▶ **Set task**
Scan the records below for lines with the word "title", then state how many you find and nothing else.

>> start Records provided

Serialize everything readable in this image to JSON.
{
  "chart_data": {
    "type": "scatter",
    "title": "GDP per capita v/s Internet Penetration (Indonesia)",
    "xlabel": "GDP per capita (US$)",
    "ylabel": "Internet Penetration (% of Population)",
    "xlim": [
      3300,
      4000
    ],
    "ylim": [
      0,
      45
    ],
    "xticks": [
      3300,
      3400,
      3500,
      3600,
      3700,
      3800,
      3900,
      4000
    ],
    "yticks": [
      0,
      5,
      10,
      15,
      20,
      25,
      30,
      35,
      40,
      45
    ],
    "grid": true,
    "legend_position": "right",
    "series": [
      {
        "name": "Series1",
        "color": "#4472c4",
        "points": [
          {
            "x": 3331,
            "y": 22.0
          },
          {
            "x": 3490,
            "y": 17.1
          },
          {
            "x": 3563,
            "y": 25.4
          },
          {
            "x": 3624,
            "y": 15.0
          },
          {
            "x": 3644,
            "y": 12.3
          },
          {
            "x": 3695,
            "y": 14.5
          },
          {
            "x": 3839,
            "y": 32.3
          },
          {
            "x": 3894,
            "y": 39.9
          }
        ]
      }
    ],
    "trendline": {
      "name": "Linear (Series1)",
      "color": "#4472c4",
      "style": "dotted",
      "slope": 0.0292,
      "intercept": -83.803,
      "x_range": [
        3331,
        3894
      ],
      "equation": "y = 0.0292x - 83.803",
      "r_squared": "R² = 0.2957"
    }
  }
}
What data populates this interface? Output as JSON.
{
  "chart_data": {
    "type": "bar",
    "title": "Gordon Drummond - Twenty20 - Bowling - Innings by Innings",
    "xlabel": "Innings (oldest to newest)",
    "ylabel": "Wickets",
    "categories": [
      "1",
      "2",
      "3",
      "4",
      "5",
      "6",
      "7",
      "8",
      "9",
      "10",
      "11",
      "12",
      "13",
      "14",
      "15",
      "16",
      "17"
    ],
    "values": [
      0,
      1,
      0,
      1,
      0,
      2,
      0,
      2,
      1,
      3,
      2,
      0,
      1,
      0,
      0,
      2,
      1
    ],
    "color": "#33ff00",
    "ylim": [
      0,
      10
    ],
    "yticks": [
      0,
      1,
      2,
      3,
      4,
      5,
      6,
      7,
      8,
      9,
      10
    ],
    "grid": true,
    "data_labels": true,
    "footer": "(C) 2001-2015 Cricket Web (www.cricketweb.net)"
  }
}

>> end Records provided

▶ **Solution below**
2